PROBLEMS ▸
(A) Answer these questions from the fiscal cliff editorial below, marking each answer (i), (ii), (iii) to match:
(i) Above what incomes for individuals and for couples would the Bush-era tax cuts expire?
(ii) According to the editorial, what determines how many workers a CEO will hire?
(iii) Which office issued the November report the editorial cites, and what does that report confirm?
(B) Pick up the fiscal cliff editorial below after its final sentence and carry the argument forward.

SOURCE EXCERPT ▸
As our lawmakers and the president hurriedly try to strike a deal that avoids triggering the so-called fiscal cliff, they're making the same arguments they've been making for years.

President Barack Obama is taking a hard stance that he wants $1.6 billion in taxes raised on the wealthy and corporations to help improve the nation's financial crisis. Republicans, of course, are against the idea.

The problem is that the GOP's reasoning for avoiding a tax hike on the wealthy is flawed. If the Bush-era tax cuts expire for individuals making more than $200,000 and couples making more than $250,000, there won't be mass layoffs and job creation shouldn't be stifled.

Letting the tax cuts expire for those in higher income brackets is a relative painless way to raise revenue. And we can't avoid the fiscal cliff with spending cuts alone.

So, for the good of the country as a whole, Republicans must agree to extending the cuts to everyone except for the wealthy.

Their argument is that if the rich have to pay more in taxes, they'll be less inclined to hire. That doesn't stand up because consumer demand determines how many workers a CEO will hire, not what his tax return says.

A November report by the nonpartisan Congressional Budget Office confirms that jobs will still be gained in the long term even if the wealthy have to pay more.

SOURCE MATERIAL ▸
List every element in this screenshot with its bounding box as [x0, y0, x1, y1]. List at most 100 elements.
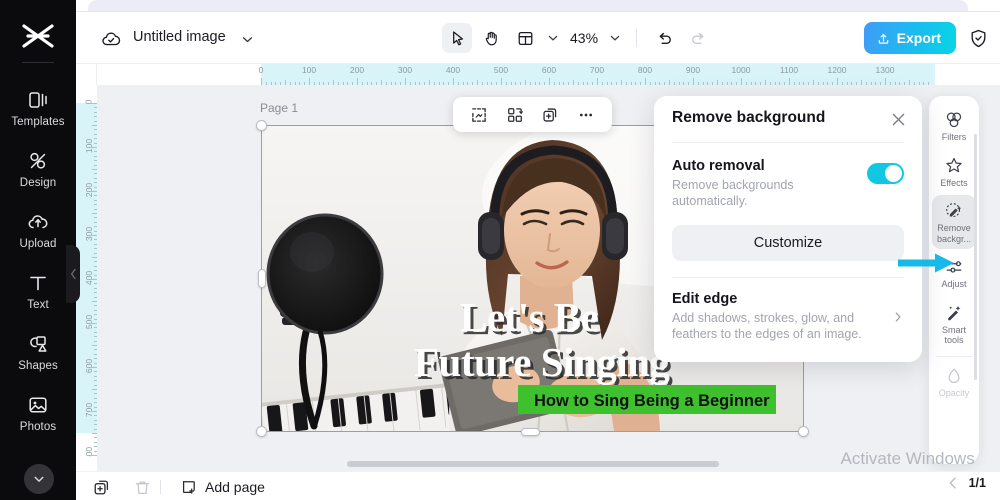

THE RESULTS ▸
(A)
(i) More than $200,000 for individuals and more than $250,000 for couples.
(ii) Consumer demand.
(iii) The nonpartisan Congressional Budget Office; it confirms that jobs will still be gained in the long term even if the wealthy have to pay more.

(B)
The Washington Post's The Fact Checker column explained the report well: "Extending all tax cuts would boost employment by 1.8 million jobs (with a range of 500,000 to 3.1 million) in the fourth quarter of 2013. But extending only the tax cuts for people making under $250,000 would boost employment by 1.6 million (with range of 500,000 to 2.8 million)."

And most Americans side with the president.

In a United Technologies/National Journal Congressional Connection Poll, 47 percent of respondents wanted the tax breaks to expire for the wealthy. Nearly 60 percent of respondents to a Pew Research Center poll said the rich don't pay enough in taxes. In a CNN/ORC International survey, 72 percent supported the so-called "Buffet Rule," which would require people earning $1 million a year or more to pay at least 30 percent in taxes.

With Jan. 1 as a deadline, the time for coming up with new ideas has passed. With very few options out there, asking the wealthy to pay more is one of the best.

We can't keep spinning our wheels.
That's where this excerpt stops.